**THE TASK**
Copy out the records verbatim, from their very first line through the line that contains "bottom-y-axis-label: number of", including both of those lines and nothing after them.

**DATA LINES**
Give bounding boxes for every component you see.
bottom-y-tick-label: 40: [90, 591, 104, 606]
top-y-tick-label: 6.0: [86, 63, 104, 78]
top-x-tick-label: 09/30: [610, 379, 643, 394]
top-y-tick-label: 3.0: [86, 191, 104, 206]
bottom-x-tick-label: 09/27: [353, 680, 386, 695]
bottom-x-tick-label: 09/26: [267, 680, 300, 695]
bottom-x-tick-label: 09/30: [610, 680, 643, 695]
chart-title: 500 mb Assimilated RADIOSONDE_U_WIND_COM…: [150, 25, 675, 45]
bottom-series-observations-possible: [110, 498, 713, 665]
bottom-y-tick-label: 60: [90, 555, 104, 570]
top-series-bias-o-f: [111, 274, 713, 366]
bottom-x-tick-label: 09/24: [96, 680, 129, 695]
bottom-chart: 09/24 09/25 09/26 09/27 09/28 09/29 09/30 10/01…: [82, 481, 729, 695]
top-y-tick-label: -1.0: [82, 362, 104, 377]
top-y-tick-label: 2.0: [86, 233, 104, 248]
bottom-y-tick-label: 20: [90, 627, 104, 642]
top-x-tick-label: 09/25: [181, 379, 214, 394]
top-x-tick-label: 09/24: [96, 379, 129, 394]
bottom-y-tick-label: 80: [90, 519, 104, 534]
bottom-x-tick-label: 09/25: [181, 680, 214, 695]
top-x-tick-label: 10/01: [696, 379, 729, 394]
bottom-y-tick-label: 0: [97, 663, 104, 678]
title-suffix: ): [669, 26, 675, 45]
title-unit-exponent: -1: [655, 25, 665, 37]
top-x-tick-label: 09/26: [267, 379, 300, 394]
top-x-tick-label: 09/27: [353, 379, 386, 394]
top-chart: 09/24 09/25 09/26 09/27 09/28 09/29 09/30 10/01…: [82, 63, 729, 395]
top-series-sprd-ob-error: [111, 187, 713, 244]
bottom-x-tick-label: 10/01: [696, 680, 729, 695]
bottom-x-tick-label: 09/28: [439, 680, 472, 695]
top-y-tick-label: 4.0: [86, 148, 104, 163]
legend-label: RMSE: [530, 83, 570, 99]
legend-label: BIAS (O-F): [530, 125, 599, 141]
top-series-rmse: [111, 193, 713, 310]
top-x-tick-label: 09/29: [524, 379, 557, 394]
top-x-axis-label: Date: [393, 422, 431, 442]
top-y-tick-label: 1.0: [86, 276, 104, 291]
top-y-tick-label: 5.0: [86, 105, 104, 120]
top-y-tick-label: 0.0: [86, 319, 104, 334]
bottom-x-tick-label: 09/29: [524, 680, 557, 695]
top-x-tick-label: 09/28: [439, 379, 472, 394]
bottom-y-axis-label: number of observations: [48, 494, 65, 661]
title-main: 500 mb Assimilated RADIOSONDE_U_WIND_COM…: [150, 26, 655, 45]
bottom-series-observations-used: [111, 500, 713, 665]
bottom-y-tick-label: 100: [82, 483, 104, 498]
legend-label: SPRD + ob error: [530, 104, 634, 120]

**THE SOLUTION**
Give bounding boxes for every component you see.
bottom-y-tick-label: 40: [90, 591, 104, 606]
top-y-tick-label: 6.0: [86, 63, 104, 78]
top-x-tick-label: 09/30: [610, 379, 643, 394]
top-y-tick-label: 3.0: [86, 191, 104, 206]
bottom-x-tick-label: 09/27: [353, 680, 386, 695]
bottom-x-tick-label: 09/26: [267, 680, 300, 695]
bottom-x-tick-label: 09/30: [610, 680, 643, 695]
chart-title: 500 mb Assimilated RADIOSONDE_U_WIND_COM…: [150, 25, 675, 45]
bottom-series-observations-possible: [110, 498, 713, 665]
bottom-y-tick-label: 60: [90, 555, 104, 570]
top-series-bias-o-f: [111, 274, 713, 366]
bottom-x-tick-label: 09/24: [96, 680, 129, 695]
bottom-chart: 09/24 09/25 09/26 09/27 09/28 09/29 09/30 10/01…: [82, 481, 729, 695]
top-y-tick-label: -1.0: [82, 362, 104, 377]
top-y-tick-label: 2.0: [86, 233, 104, 248]
bottom-y-tick-label: 20: [90, 627, 104, 642]
top-x-tick-label: 09/25: [181, 379, 214, 394]
top-x-tick-label: 09/24: [96, 379, 129, 394]
bottom-y-tick-label: 80: [90, 519, 104, 534]
bottom-x-tick-label: 09/25: [181, 680, 214, 695]
top-x-tick-label: 10/01: [696, 379, 729, 394]
bottom-y-tick-label: 0: [97, 663, 104, 678]
title-suffix: ): [669, 26, 675, 45]
title-unit-exponent: -1: [655, 25, 665, 37]
top-x-tick-label: 09/26: [267, 379, 300, 394]
top-x-tick-label: 09/27: [353, 379, 386, 394]
top-chart: 09/24 09/25 09/26 09/27 09/28 09/29 09/30 10/01…: [82, 63, 729, 395]
top-series-sprd-ob-error: [111, 187, 713, 244]
bottom-x-tick-label: 10/01: [696, 680, 729, 695]
bottom-x-tick-label: 09/28: [439, 680, 472, 695]
top-y-tick-label: 4.0: [86, 148, 104, 163]
legend-label: RMSE: [530, 83, 570, 99]
legend-label: BIAS (O-F): [530, 125, 599, 141]
top-series-rmse: [111, 193, 713, 310]
top-x-tick-label: 09/29: [524, 379, 557, 394]
top-x-axis-label: Date: [393, 422, 431, 442]
top-y-tick-label: 1.0: [86, 276, 104, 291]
top-y-tick-label: 5.0: [86, 105, 104, 120]
top-y-tick-label: 0.0: [86, 319, 104, 334]
bottom-x-tick-label: 09/29: [524, 680, 557, 695]
top-x-tick-label: 09/28: [439, 379, 472, 394]
bottom-y-axis-label: number of observations: [48, 494, 65, 661]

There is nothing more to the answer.